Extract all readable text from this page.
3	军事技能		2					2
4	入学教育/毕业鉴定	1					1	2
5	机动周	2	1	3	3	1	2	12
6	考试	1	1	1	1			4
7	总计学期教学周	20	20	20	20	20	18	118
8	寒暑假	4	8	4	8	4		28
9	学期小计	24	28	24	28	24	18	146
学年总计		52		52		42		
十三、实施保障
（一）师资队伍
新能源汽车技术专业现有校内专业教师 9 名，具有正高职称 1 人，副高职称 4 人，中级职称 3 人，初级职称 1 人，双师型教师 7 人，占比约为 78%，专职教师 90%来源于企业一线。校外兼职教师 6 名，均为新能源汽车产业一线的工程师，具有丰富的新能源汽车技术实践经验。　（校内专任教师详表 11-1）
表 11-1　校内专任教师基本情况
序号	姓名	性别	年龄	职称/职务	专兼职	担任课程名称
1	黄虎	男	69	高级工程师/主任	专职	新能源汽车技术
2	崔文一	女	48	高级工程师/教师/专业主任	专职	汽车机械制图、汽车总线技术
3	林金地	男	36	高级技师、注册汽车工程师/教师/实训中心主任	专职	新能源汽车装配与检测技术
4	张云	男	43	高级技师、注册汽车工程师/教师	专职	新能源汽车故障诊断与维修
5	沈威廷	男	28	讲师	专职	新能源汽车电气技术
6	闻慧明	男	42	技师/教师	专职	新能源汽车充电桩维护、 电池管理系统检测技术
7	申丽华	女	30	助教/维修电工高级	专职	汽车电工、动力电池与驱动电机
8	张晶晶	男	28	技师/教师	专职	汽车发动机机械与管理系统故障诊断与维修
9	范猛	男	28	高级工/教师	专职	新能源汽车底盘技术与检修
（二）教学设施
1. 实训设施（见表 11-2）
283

• _Task statement_: Extract all the entries word for word.

• _Correct response_:
Extract all readable text from this page.
3	军事技能		2					2
4	入学教育/毕业鉴定	1					1	2
5	机动周	2	1	3	3	1	2	12
6	考试	1	1	1	1			4
7	总计学期教学周	20	20	20	20	20	18	118
8	寒暑假	4	8	4	8	4		28
9	学期小计	24	28	24	28	24	18	146
学年总计		52		52		42		
十三、实施保障
（一）师资队伍
新能源汽车技术专业现有校内专业教师 9 名，具有正高职称 1 人，副高职称 4 人，中级职称 3 人，初级职称 1 人，双师型教师 7 人，占比约为 78%，专职教师 90%来源于企业一线。校外兼职教师 6 名，均为新能源汽车产业一线的工程师，具有丰富的新能源汽车技术实践经验。　（校内专任教师详表 11-1）
表 11-1　校内专任教师基本情况
序号	姓名	性别	年龄	职称/职务	专兼职	担任课程名称
1	黄虎	男	69	高级工程师/主任	专职	新能源汽车技术
2	崔文一	女	48	高级工程师/教师/专业主任	专职	汽车机械制图、汽车总线技术
3	林金地	男	36	高级技师、注册汽车工程师/教师/实训中心主任	专职	新能源汽车装配与检测技术
4	张云	男	43	高级技师、注册汽车工程师/教师	专职	新能源汽车故障诊断与维修
5	沈威廷	男	28	讲师	专职	新能源汽车电气技术
6	闻慧明	男	42	技师/教师	专职	新能源汽车充电桩维护、 电池管理系统检测技术
7	申丽华	女	30	助教/维修电工高级	专职	汽车电工、动力电池与驱动电机
8	张晶晶	男	28	技师/教师	专职	汽车发动机机械与管理系统故障诊断与维修
9	范猛	男	28	高级工/教师	专职	新能源汽车底盘技术与检修
（二）教学设施
1. 实训设施（见表 11-2）
283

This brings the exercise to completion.